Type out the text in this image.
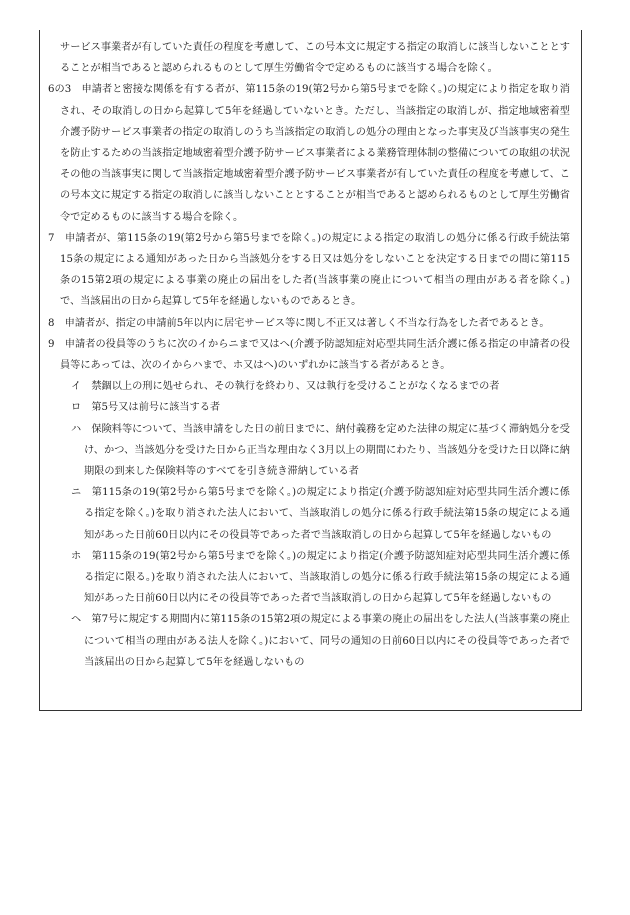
サービス事業者が有していた責任の程度を考慮して、この号本文に規定する指定の取消しに該当しないこととすることが相当であると認められるものとして厚生労働省令で定めるものに該当する場合を除く。

6の3　申請者と密接な関係を有する者が、第115条の19(第2号から第5号までを除く。)の規定により指定を取り消され、その取消しの日から起算して5年を経過していないとき。ただし、当該指定の取消しが、指定地域密着型介護予防サービス事業者の指定の取消しのうち当該指定の取消しの処分の理由となった事実及び当該事実の発生を防止するための当該指定地域密着型介護予防サービス事業者による業務管理体制の整備についての取組の状況その他の当該事実に関して当該指定地域密着型介護予防サービス事業者が有していた責任の程度を考慮して、この号本文に規定する指定の取消しに該当しないこととすることが相当であると認められるものとして厚生労働省令で定めるものに該当する場合を除く。

7　申請者が、第115条の19(第2号から第5号までを除く。)の規定による指定の取消しの処分に係る行政手続法第15条の規定による通知があった日から当該処分をする日又は処分をしないことを決定する日までの間に第115条の15第2項の規定による事業の廃止の届出をした者(当該事業の廃止について相当の理由がある者を除く。)で、当該届出の日から起算して5年を経過しないものであるとき。

8　申請者が、指定の申請前5年以内に居宅サービス等に関し不正又は著しく不当な行為をした者であるとき。

9　申請者の役員等のうちに次のイからニまで又はへ(介護予防認知症対応型共同生活介護に係る指定の申請者の役員等にあっては、次のイからハまで、ホ又はへ)のいずれかに該当する者があるとき。

イ　禁錮以上の刑に処せられ、その執行を終わり、又は執行を受けることがなくなるまでの者

ロ　第5号又は前号に該当する者

ハ　保険料等について、当該申請をした日の前日までに、納付義務を定めた法律の規定に基づく滞納処分を受け、かつ、当該処分を受けた日から正当な理由なく3月以上の期間にわたり、当該処分を受けた日以降に納期限の到来した保険料等のすべてを引き続き滞納している者

ニ　第115条の19(第2号から第5号までを除く。)の規定により指定(介護予防認知症対応型共同生活介護に係る指定を除く。)を取り消された法人において、当該取消しの処分に係る行政手続法第15条の規定による通知があった日前60日以内にその役員等であった者で当該取消しの日から起算して5年を経過しないもの

ホ　第115条の19(第2号から第5号までを除く。)の規定により指定(介護予防認知症対応型共同生活介護に係る指定に限る。)を取り消された法人において、当該取消しの処分に係る行政手続法第15条の規定による通知があった日前60日以内にその役員等であった者で当該取消しの日から起算して5年を経過しないもの

ヘ　第7号に規定する期間内に第115条の15第2項の規定による事業の廃止の届出をした法人(当該事業の廃止について相当の理由がある法人を除く。)において、同号の通知の日前60日以内にその役員等であった者で当該届出の日から起算して5年を経過しないもの
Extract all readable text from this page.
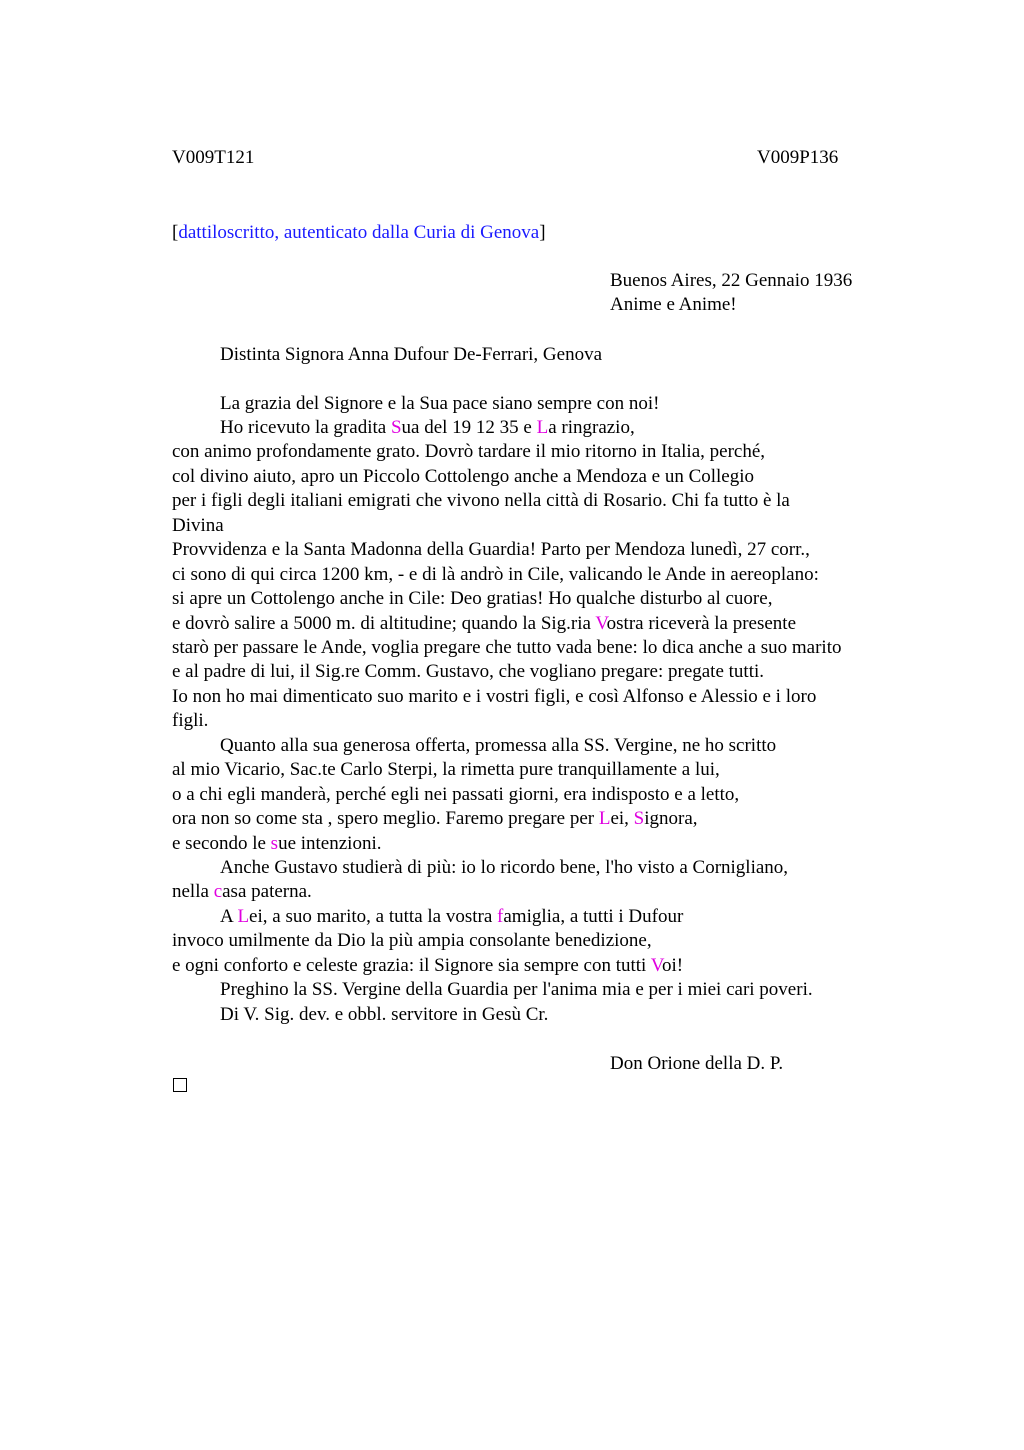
V009T121	V009P136
[dattiloscritto, autenticato dalla Curia di Genova]
Buenos Aires, 22 Gennaio 1936
Anime e Anime!
Distinta Signora Anna Dufour De-Ferrari, Genova
La grazia del Signore e la Sua pace siano sempre con noi!
Ho ricevuto la gradita Sua del 19 12 35 e La ringrazio,
con animo profondamente grato. Dovrò tardare il mio ritorno in Italia, perché,
col divino aiuto, apro un Piccolo Cottolengo anche a Mendoza e un Collegio
per i figli degli italiani emigrati che vivono nella città di Rosario. Chi fa tutto è la
Divina
Provvidenza e la Santa Madonna della Guardia! Parto per Mendoza lunedì, 27 corr.,
ci sono di qui circa 1200 km, - e di là andrò in Cile, valicando le Ande in aereoplano:
si apre un Cottolengo anche in Cile: Deo gratias! Ho qualche disturbo al cuore,
e dovrò salire a 5000 m. di altitudine; quando la Sig.ria Vostra riceverà la presente
starò per passare le Ande, voglia pregare che tutto vada bene: lo dica anche a suo marito
e al padre di lui, il Sig.re Comm. Gustavo, che vogliano pregare: pregate tutti.
Io non ho mai dimenticato suo marito e i vostri figli, e così Alfonso e Alessio e i loro
figli.
Quanto alla sua generosa offerta, promessa alla SS. Vergine, ne ho scritto
al mio Vicario, Sac.te Carlo Sterpi, la rimetta pure tranquillamente a lui,
o a chi egli manderà, perché egli nei passati giorni, era indisposto e a letto,
ora non so come sta , spero meglio. Faremo pregare per Lei, Signora,
e secondo le sue intenzioni.
Anche Gustavo studierà di più: io lo ricordo bene, l'ho visto a Cornigliano,
nella casa paterna.
A Lei, a suo marito, a tutta la vostra famiglia, a tutti i Dufour
invoco umilmente da Dio la più ampia consolante benedizione,
e ogni conforto e celeste grazia: il Signore sia sempre con tutti Voi!
Preghino la SS. Vergine della Guardia per l'anima mia e per i miei cari poveri.
Di V. Sig. dev. e obbl. servitore in Gesù Cr.
Don Orione della D. P.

Short problem: Reproduce every line exactly and omit all pictures.

Exercise response:
Type out the text in this image.
サービス事業者が有していた責任の程度を考慮して、この号本文に規定する指定の取消しに該当しないこととすることが相当であると認められるものとして厚生労働省令で定めるものに該当する場合を除く。

6の3　申請者と密接な関係を有する者が、第115条の19(第2号から第5号までを除く。)の規定により指定を取り消され、その取消しの日から起算して5年を経過していないとき。ただし、当該指定の取消しが、指定地域密着型介護予防サービス事業者の指定の取消しのうち当該指定の取消しの処分の理由となった事実及び当該事実の発生を防止するための当該指定地域密着型介護予防サービス事業者による業務管理体制の整備についての取組の状況その他の当該事実に関して当該指定地域密着型介護予防サービス事業者が有していた責任の程度を考慮して、この号本文に規定する指定の取消しに該当しないこととすることが相当であると認められるものとして厚生労働省令で定めるものに該当する場合を除く。

7　申請者が、第115条の19(第2号から第5号までを除く。)の規定による指定の取消しの処分に係る行政手続法第15条の規定による通知があった日から当該処分をする日又は処分をしないことを決定する日までの間に第115条の15第2項の規定による事業の廃止の届出をした者(当該事業の廃止について相当の理由がある者を除く。)で、当該届出の日から起算して5年を経過しないものであるとき。

8　申請者が、指定の申請前5年以内に居宅サービス等に関し不正又は著しく不当な行為をした者であるとき。

9　申請者の役員等のうちに次のイからニまで又はへ(介護予防認知症対応型共同生活介護に係る指定の申請者の役員等にあっては、次のイからハまで、ホ又はへ)のいずれかに該当する者があるとき。

イ　禁錮以上の刑に処せられ、その執行を終わり、又は執行を受けることがなくなるまでの者

ロ　第5号又は前号に該当する者

ハ　保険料等について、当該申請をした日の前日までに、納付義務を定めた法律の規定に基づく滞納処分を受け、かつ、当該処分を受けた日から正当な理由なく3月以上の期間にわたり、当該処分を受けた日以降に納期限の到来した保険料等のすべてを引き続き滞納している者

ニ　第115条の19(第2号から第5号までを除く。)の規定により指定(介護予防認知症対応型共同生活介護に係る指定を除く。)を取り消された法人において、当該取消しの処分に係る行政手続法第15条の規定による通知があった日前60日以内にその役員等であった者で当該取消しの日から起算して5年を経過しないもの

ホ　第115条の19(第2号から第5号までを除く。)の規定により指定(介護予防認知症対応型共同生活介護に係る指定に限る。)を取り消された法人において、当該取消しの処分に係る行政手続法第15条の規定による通知があった日前60日以内にその役員等であった者で当該取消しの日から起算して5年を経過しないもの

ヘ　第7号に規定する期間内に第115条の15第2項の規定による事業の廃止の届出をした法人(当該事業の廃止について相当の理由がある法人を除く。)において、同号の通知の日前60日以内にその役員等であった者で当該届出の日から起算して5年を経過しないもの
Extract all readable text from this page.
V009T121	V009P136
[dattiloscritto, autenticato dalla Curia di Genova]
Buenos Aires, 22 Gennaio 1936
Anime e Anime!
Distinta Signora Anna Dufour De-Ferrari, Genova
La grazia del Signore e la Sua pace siano sempre con noi!
Ho ricevuto la gradita Sua del 19 12 35 e La ringrazio,
con animo profondamente grato. Dovrò tardare il mio ritorno in Italia, perché,
col divino aiuto, apro un Piccolo Cottolengo anche a Mendoza e un Collegio
per i figli degli italiani emigrati che vivono nella città di Rosario. Chi fa tutto è la
Divina
Provvidenza e la Santa Madonna della Guardia! Parto per Mendoza lunedì, 27 corr.,
ci sono di qui circa 1200 km, - e di là andrò in Cile, valicando le Ande in aereoplano:
si apre un Cottolengo anche in Cile: Deo gratias! Ho qualche disturbo al cuore,
e dovrò salire a 5000 m. di altitudine; quando la Sig.ria Vostra riceverà la presente
starò per passare le Ande, voglia pregare che tutto vada bene: lo dica anche a suo marito
e al padre di lui, il Sig.re Comm. Gustavo, che vogliano pregare: pregate tutti.
Io non ho mai dimenticato suo marito e i vostri figli, e così Alfonso e Alessio e i loro
figli.
Quanto alla sua generosa offerta, promessa alla SS. Vergine, ne ho scritto
al mio Vicario, Sac.te Carlo Sterpi, la rimetta pure tranquillamente a lui,
o a chi egli manderà, perché egli nei passati giorni, era indisposto e a letto,
ora non so come sta , spero meglio. Faremo pregare per Lei, Signora,
e secondo le sue intenzioni.
Anche Gustavo studierà di più: io lo ricordo bene, l'ho visto a Cornigliano,
nella casa paterna.
A Lei, a suo marito, a tutta la vostra famiglia, a tutti i Dufour
invoco umilmente da Dio la più ampia consolante benedizione,
e ogni conforto e celeste grazia: il Signore sia sempre con tutti Voi!
Preghino la SS. Vergine della Guardia per l'anima mia e per i miei cari poveri.
Di V. Sig. dev. e obbl. servitore in Gesù Cr.
Don Orione della D. P.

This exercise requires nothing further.